- YOUR GOAL: Filter this material down to the lines that hold "document", copying each one.

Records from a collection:
• • • • • • •
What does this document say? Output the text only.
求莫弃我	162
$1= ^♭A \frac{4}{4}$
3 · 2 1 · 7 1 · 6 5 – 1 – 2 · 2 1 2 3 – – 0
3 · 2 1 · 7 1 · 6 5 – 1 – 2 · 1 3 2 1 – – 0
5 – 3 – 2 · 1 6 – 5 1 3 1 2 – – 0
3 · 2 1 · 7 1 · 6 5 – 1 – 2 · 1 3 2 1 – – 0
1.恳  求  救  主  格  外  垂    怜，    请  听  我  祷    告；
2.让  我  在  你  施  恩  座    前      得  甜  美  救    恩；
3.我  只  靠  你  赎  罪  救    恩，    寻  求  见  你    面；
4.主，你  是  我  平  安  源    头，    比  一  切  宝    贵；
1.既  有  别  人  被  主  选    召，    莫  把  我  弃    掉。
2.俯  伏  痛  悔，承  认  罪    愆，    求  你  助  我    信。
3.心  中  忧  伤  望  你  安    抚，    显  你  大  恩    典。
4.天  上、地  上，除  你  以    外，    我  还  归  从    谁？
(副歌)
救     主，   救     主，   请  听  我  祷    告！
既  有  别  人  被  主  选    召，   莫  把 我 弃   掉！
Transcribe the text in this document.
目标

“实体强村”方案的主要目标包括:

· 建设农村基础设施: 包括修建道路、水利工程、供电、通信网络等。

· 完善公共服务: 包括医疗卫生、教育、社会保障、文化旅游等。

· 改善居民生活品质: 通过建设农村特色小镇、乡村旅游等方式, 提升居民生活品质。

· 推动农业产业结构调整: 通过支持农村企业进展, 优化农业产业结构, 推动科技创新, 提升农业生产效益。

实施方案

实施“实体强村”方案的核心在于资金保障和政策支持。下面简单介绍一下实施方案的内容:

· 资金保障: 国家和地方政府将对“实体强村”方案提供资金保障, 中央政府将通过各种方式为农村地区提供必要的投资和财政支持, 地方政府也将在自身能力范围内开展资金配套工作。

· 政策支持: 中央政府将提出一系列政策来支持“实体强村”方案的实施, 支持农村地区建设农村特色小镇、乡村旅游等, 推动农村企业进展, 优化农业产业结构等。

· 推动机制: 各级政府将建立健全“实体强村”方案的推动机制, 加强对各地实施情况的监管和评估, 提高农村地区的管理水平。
• • • • • • •
- FULL ANSWER:
What does this document say? Output the text only.
Transcribe the text in this document.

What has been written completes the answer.